> SET TASK
Where the string "todaysquilter" occurs in the material below, report the whole line.

Items listed in a dataset:
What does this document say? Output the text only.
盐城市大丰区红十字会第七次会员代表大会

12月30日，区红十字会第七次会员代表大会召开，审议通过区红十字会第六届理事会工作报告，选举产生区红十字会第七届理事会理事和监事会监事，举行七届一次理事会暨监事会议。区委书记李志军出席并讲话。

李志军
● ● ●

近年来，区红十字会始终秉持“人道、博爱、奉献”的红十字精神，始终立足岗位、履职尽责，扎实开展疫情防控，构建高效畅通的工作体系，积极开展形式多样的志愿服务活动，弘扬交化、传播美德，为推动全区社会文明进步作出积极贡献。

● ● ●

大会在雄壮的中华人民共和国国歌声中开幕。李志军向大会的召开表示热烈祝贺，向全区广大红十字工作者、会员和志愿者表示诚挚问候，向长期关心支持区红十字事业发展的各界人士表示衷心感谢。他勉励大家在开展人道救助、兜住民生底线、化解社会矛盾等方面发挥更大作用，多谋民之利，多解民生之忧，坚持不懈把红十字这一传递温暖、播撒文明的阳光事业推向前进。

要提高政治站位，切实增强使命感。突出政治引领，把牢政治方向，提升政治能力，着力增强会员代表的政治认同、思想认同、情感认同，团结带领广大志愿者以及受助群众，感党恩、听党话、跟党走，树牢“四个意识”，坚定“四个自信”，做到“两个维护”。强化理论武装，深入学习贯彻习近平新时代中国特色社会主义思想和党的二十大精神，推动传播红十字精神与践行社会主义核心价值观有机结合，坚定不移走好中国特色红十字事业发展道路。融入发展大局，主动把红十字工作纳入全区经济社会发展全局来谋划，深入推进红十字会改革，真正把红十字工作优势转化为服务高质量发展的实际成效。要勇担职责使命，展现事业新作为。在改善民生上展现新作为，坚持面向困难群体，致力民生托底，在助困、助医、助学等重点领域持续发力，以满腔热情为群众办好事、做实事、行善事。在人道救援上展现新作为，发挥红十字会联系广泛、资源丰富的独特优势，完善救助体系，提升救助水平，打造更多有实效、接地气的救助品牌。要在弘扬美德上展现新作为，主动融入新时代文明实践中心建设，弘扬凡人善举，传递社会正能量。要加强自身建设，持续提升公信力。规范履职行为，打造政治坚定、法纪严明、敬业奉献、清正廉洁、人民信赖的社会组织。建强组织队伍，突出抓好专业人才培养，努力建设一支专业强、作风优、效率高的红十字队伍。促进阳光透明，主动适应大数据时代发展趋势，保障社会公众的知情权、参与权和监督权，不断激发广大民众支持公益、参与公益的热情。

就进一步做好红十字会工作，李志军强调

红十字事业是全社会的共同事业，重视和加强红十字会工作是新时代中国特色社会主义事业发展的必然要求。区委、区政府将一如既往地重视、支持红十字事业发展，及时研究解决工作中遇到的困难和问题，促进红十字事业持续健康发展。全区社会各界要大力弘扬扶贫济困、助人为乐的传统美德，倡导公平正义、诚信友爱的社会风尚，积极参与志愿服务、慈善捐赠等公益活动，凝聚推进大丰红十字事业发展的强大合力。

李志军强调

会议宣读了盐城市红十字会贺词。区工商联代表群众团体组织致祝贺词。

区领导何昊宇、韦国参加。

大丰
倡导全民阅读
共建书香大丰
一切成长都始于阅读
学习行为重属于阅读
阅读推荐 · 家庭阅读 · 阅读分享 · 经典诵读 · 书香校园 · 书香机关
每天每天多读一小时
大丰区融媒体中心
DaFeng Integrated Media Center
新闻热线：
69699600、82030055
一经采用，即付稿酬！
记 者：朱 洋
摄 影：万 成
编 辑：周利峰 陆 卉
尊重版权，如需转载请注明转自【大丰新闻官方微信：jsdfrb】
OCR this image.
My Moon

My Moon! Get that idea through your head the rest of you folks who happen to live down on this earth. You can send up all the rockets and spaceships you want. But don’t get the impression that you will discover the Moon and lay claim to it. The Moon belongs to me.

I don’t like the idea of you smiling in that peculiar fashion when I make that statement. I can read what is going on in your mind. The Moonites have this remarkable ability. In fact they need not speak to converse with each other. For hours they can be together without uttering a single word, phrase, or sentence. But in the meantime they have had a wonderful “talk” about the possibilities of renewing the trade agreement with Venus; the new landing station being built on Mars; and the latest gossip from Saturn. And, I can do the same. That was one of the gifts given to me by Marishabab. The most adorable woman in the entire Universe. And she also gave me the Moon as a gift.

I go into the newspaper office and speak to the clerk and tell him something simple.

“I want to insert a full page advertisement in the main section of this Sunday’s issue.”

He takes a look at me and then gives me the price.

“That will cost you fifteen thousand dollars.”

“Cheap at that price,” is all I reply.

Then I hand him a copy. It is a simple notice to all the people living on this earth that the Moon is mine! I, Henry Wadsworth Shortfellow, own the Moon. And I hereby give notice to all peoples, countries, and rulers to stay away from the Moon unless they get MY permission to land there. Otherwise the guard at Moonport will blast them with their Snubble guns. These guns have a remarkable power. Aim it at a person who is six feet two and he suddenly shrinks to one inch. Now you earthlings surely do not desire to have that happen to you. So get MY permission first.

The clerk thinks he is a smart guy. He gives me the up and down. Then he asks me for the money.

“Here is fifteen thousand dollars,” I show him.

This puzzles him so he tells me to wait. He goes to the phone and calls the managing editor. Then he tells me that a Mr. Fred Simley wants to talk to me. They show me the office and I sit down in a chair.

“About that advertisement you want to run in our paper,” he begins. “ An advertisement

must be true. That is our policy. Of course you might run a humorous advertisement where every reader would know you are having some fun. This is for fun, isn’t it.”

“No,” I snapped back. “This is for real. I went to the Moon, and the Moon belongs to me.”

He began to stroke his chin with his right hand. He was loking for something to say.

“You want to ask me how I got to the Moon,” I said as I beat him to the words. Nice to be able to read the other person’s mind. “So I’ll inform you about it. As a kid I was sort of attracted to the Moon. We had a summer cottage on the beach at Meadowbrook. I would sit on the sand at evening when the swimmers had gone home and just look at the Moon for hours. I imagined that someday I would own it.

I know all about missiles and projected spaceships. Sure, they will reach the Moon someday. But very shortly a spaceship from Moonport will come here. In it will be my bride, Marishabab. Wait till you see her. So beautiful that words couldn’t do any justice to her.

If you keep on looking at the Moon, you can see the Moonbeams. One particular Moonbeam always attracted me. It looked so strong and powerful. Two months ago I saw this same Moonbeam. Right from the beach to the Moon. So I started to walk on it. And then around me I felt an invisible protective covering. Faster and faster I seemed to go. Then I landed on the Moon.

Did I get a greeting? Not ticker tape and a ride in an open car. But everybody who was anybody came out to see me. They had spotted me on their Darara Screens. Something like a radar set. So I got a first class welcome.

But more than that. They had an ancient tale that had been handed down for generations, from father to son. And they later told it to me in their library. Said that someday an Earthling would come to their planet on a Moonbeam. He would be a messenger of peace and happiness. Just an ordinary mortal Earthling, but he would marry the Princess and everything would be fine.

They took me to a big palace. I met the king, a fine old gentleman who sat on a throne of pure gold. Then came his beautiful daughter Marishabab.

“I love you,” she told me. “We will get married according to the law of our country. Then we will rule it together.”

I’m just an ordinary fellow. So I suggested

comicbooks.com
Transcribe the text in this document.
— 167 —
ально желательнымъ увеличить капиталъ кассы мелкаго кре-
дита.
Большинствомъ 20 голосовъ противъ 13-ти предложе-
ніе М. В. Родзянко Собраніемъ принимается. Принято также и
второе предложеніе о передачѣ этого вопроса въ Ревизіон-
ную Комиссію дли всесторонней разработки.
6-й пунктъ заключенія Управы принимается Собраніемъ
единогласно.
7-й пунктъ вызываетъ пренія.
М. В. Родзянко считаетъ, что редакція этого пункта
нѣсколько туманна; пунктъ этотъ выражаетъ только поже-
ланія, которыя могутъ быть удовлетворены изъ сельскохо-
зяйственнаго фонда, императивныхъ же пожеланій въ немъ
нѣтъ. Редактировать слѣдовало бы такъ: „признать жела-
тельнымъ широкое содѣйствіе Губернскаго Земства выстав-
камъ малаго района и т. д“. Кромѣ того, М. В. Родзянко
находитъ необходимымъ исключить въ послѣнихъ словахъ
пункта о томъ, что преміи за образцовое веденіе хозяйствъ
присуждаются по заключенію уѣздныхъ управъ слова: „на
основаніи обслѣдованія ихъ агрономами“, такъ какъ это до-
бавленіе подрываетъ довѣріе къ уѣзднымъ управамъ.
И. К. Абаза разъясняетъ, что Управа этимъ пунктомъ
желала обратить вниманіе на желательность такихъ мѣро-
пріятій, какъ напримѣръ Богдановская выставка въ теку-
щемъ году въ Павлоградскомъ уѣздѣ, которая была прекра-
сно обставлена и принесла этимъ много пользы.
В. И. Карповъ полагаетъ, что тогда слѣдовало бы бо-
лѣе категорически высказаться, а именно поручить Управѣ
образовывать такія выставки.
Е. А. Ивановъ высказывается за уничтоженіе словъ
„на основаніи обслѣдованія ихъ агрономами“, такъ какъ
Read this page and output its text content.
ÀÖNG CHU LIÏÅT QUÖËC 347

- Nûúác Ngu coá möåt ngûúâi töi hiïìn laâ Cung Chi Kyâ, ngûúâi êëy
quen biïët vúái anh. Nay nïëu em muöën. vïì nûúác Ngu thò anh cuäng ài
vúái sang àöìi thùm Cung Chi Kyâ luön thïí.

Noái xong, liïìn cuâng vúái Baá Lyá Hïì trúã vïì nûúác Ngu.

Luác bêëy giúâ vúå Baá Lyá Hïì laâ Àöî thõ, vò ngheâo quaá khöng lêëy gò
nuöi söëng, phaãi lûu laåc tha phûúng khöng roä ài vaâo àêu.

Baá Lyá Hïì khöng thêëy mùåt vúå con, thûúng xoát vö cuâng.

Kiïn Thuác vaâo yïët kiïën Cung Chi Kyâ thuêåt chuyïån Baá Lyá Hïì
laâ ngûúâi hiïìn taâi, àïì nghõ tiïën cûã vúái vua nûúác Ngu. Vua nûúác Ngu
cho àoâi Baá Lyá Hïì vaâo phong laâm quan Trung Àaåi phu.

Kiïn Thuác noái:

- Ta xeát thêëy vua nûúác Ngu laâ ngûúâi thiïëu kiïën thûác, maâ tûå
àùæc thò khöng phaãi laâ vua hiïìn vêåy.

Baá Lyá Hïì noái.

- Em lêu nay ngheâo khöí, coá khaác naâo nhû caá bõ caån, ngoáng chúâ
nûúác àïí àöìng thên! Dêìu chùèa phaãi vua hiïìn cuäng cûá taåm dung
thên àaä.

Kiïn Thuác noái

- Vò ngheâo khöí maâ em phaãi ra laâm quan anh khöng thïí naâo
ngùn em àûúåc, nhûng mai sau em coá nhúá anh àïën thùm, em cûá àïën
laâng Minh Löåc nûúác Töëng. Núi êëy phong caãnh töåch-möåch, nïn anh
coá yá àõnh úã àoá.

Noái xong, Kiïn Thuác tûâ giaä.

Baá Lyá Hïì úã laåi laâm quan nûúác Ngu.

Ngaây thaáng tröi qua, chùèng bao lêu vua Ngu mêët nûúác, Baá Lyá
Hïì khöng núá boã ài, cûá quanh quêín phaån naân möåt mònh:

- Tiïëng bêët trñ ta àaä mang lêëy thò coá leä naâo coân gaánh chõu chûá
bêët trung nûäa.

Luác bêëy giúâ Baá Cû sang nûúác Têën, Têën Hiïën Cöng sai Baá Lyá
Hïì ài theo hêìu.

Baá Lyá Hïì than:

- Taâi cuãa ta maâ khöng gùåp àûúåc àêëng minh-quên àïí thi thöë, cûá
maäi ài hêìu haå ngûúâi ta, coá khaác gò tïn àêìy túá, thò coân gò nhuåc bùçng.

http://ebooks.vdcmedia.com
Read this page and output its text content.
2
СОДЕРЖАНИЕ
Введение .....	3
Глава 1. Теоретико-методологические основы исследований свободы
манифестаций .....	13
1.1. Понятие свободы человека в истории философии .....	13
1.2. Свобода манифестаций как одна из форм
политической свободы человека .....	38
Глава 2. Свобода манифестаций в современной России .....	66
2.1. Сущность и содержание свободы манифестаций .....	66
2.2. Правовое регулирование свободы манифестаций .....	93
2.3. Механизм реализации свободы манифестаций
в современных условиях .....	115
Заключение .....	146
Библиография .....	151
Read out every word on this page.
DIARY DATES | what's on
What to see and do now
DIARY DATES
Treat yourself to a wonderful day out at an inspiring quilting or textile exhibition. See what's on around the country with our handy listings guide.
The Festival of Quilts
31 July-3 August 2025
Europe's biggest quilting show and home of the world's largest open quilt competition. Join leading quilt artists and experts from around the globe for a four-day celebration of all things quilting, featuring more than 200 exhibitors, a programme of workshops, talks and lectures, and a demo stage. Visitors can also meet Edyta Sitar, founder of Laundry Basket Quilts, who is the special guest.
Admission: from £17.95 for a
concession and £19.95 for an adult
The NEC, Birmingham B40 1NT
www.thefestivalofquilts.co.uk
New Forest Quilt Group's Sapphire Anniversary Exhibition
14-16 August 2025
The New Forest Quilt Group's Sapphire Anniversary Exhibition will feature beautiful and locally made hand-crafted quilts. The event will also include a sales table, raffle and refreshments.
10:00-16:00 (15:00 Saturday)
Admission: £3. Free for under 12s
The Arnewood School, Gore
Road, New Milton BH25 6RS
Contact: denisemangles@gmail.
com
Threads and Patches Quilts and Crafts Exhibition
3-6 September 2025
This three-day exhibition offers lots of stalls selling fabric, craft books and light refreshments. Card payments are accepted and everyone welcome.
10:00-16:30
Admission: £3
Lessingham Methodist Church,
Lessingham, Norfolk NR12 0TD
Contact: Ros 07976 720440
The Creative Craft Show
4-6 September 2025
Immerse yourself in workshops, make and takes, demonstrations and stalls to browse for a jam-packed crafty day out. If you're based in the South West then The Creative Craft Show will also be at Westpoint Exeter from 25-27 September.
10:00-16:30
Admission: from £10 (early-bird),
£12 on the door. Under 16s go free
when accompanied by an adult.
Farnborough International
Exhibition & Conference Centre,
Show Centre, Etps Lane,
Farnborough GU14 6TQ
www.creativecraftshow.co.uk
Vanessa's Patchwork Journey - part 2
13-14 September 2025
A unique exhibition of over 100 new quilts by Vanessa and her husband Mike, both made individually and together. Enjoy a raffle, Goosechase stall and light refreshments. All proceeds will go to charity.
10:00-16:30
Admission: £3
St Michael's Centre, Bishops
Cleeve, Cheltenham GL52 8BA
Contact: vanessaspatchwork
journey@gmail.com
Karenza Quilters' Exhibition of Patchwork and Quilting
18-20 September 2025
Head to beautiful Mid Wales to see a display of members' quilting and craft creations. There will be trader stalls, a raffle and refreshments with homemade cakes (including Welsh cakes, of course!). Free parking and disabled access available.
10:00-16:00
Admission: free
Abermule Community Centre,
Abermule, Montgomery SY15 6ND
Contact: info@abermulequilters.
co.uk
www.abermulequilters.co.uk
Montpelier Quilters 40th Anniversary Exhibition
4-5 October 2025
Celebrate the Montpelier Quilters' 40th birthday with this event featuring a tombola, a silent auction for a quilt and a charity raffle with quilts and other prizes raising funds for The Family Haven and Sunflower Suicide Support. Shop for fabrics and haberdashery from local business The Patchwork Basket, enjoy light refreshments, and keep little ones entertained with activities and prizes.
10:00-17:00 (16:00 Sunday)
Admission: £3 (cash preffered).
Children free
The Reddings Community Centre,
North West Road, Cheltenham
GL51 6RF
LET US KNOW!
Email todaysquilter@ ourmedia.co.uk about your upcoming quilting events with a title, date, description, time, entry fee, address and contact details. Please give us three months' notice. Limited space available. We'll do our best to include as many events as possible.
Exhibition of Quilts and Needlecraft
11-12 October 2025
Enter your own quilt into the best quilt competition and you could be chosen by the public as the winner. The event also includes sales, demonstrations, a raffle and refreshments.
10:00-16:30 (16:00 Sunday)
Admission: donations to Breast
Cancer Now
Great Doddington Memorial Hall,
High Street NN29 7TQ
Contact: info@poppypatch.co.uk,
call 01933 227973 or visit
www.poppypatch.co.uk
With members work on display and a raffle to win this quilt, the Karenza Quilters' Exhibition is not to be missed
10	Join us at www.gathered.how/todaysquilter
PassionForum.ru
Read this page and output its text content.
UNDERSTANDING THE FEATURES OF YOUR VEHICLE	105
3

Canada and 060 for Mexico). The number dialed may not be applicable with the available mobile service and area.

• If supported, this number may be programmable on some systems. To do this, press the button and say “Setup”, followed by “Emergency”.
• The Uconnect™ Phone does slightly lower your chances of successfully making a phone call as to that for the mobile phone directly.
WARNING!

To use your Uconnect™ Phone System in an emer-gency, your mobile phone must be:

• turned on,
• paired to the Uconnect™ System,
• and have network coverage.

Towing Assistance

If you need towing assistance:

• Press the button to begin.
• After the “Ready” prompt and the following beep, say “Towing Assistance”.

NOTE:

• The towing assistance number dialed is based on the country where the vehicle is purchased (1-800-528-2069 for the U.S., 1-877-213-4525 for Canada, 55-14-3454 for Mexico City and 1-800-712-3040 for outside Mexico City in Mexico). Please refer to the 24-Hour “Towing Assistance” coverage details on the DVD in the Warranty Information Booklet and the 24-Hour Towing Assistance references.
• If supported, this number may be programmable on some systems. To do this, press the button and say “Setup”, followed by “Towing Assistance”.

> OUTPUT FOR THIS EXERCISE
Email todaysquilter@ ourmedia.co.uk about your upcoming quilting events with a title, date, description, time, entry fee, address and contact details. Please give us three months' notice. Limited space available. We'll do our best to include as many events as possible.
10	Join us at www.gathered.how/todaysquilter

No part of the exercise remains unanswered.